What is expected: Copy out all lines of the records in which the word "highlight" appears.

START Extracted entries

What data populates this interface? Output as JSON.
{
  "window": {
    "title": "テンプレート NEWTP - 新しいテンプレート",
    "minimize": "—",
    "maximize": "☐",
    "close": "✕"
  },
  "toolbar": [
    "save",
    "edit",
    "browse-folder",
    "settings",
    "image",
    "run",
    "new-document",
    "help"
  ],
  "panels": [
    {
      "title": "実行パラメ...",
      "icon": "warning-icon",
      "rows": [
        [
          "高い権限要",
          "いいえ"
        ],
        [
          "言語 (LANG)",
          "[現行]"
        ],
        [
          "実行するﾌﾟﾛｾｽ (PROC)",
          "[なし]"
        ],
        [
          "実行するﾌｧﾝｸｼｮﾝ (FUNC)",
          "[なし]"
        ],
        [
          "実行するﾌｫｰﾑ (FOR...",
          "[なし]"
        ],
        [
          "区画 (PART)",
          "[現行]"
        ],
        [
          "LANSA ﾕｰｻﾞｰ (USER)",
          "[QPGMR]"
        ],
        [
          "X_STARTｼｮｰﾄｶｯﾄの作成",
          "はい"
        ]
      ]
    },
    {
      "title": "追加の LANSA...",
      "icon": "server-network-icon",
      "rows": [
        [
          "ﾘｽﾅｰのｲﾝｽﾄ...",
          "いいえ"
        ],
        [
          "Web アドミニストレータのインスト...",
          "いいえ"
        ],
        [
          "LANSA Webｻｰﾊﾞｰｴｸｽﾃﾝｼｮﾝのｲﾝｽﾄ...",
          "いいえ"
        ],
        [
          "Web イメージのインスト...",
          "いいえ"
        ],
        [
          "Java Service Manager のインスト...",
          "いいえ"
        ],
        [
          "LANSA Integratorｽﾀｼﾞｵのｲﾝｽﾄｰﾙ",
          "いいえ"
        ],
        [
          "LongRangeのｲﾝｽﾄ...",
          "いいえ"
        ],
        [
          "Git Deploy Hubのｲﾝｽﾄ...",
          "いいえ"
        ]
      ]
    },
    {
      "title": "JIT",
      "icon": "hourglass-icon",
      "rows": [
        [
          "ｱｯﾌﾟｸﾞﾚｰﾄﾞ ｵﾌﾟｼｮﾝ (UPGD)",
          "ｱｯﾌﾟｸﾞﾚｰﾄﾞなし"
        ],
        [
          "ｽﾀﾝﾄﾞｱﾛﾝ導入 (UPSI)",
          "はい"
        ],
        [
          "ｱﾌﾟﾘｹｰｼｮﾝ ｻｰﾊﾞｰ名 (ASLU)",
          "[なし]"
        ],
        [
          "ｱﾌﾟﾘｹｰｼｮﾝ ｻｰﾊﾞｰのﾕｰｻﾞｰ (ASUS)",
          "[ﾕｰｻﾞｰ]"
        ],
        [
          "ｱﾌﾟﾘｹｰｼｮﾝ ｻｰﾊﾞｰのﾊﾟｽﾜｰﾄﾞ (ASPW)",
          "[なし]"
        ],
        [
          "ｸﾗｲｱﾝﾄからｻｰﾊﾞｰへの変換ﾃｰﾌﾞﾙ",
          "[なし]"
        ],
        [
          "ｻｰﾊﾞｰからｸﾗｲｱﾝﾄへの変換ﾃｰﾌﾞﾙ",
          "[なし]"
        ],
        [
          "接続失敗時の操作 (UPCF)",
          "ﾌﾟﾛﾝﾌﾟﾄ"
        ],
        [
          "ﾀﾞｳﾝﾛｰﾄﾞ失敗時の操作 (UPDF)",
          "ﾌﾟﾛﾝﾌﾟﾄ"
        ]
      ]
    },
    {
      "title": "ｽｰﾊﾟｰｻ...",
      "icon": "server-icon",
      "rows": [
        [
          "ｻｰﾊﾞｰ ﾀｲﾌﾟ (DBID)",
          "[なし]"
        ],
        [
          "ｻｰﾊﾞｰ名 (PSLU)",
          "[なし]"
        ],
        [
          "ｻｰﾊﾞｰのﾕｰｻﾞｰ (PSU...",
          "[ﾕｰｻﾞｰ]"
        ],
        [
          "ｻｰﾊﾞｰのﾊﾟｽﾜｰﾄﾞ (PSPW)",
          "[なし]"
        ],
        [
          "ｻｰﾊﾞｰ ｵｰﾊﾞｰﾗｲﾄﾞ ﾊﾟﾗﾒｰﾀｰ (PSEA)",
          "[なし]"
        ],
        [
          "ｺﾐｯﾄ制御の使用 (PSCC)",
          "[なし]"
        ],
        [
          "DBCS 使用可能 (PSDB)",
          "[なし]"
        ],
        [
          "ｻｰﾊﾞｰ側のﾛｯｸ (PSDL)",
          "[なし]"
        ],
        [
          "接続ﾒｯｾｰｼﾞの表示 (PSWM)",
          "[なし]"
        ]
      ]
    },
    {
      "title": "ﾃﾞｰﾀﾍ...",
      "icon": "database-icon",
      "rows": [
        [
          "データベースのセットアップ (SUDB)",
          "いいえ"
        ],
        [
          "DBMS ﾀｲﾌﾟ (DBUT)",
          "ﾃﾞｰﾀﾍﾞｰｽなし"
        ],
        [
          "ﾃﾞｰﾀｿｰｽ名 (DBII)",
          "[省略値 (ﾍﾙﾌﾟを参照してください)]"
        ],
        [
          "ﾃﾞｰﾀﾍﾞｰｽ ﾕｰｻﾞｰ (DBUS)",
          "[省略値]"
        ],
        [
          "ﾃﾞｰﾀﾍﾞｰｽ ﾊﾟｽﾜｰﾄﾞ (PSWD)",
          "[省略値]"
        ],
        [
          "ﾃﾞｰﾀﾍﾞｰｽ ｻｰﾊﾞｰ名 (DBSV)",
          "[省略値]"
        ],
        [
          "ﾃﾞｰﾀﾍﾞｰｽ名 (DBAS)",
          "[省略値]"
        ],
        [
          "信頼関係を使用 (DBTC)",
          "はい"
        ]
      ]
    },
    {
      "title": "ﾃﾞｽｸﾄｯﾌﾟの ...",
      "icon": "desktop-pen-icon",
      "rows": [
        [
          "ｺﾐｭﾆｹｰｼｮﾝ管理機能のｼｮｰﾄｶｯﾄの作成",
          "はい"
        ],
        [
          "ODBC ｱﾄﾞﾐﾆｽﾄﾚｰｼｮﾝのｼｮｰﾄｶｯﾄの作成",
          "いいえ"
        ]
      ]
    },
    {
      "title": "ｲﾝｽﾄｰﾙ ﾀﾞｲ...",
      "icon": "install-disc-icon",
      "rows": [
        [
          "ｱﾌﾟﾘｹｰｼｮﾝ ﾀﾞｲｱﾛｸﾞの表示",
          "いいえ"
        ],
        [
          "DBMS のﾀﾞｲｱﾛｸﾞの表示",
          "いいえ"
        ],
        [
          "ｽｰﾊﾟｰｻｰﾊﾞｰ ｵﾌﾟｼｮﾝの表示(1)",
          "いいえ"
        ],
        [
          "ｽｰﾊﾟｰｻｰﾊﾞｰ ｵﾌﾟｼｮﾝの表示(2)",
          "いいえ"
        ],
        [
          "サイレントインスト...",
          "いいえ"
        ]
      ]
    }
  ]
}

END Extracted entries
START Extracted entries

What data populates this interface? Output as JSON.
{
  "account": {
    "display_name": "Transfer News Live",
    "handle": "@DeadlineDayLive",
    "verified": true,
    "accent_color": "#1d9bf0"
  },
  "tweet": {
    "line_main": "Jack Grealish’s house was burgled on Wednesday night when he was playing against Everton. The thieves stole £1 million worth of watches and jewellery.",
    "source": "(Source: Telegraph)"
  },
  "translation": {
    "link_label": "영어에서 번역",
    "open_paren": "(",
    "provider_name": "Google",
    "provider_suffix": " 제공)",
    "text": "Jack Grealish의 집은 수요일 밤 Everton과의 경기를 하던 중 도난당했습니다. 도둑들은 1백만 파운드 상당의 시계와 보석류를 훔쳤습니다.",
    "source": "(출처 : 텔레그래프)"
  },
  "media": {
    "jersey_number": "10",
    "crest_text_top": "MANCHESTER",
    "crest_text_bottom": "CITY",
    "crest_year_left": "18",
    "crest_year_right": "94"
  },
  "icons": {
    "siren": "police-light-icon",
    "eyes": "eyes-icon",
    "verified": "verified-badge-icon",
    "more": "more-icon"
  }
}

END Extracted entries
START Extracted entries

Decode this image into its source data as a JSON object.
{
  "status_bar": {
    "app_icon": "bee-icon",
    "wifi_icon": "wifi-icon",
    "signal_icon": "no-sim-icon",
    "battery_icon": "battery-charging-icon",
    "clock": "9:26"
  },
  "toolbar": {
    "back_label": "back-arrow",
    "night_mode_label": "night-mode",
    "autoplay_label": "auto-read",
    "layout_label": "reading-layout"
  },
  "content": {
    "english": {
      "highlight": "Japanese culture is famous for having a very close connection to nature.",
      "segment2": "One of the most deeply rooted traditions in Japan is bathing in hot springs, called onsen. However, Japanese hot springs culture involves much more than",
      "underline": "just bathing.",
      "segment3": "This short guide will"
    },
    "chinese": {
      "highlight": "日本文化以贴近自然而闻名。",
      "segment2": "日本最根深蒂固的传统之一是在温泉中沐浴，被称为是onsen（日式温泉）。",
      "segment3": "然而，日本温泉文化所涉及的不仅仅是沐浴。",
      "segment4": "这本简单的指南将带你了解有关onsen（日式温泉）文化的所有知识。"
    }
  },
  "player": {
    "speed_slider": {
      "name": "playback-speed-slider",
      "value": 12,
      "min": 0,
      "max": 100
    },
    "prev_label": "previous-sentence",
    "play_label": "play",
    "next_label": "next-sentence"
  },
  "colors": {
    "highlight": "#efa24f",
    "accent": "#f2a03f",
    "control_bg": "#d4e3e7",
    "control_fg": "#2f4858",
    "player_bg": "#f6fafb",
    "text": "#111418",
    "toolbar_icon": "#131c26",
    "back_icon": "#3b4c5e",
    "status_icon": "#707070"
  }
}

END Extracted entries

Reply to the exercise:
      "highlight": "Japanese culture is famous for having a very close connection to nature.",
      "highlight": "日本文化以贴近自然而闻名。",
    "highlight": "#efa24f",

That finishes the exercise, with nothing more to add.